- EXERCISE DETAILS: Read through the records below and copy each line that uses the word "icon".

Stored entries
------------------------------

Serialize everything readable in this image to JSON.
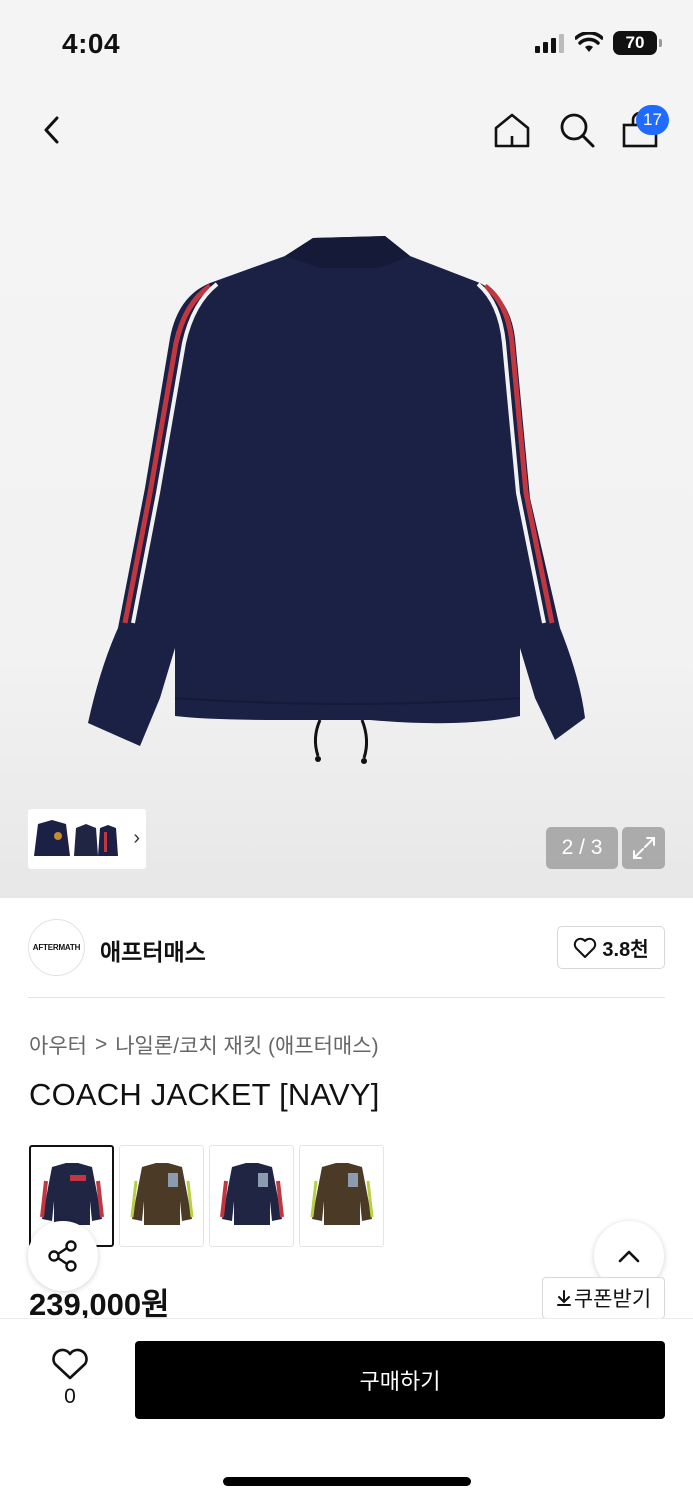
{
  "status_bar": {
    "time": "4:04",
    "battery": "70"
  },
  "header": {
    "back_icon": "chevron-left-icon",
    "home_icon": "home-icon",
    "search_icon": "search-icon",
    "bag_icon": "shopping-bag-icon",
    "cart_badge": "17"
  },
  "gallery": {
    "counter": "2 / 3",
    "thumbnail_arrow": "›"
  },
  "brand": {
    "logo_text": "AFTERMATH",
    "name": "애프터매스",
    "like_count": "3.8천"
  },
  "product": {
    "breadcrumb_parent": "아우터",
    "breadcrumb_separator": ">",
    "breadcrumb_child": "나일론/코치 재킷 (애프터매스)",
    "title": "COACH JACKET [NAVY]",
    "price": "239,000원",
    "coupon_label": "쿠폰받기",
    "swatch_colors": [
      "#1f2542",
      "#4a3a26",
      "#1f2542",
      "#4a3a26"
    ],
    "swatch_stripes": [
      "#c2373f",
      "#b7d042",
      "#c2373f",
      "#b7d042"
    ]
  },
  "bottom_bar": {
    "wish_count": "0",
    "buy_label": "구매하기"
  },
  "colors": {
    "accent_badge": "#1f6bff",
    "jacket_navy": "#1b2145",
    "buy_button": "#000000"
  }
}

------------------------------

- SOLUTION TO THIS EXERCISE:
    "back_icon": "chevron-left-icon",
    "home_icon": "home-icon",
    "search_icon": "search-icon",
    "bag_icon": "shopping-bag-icon",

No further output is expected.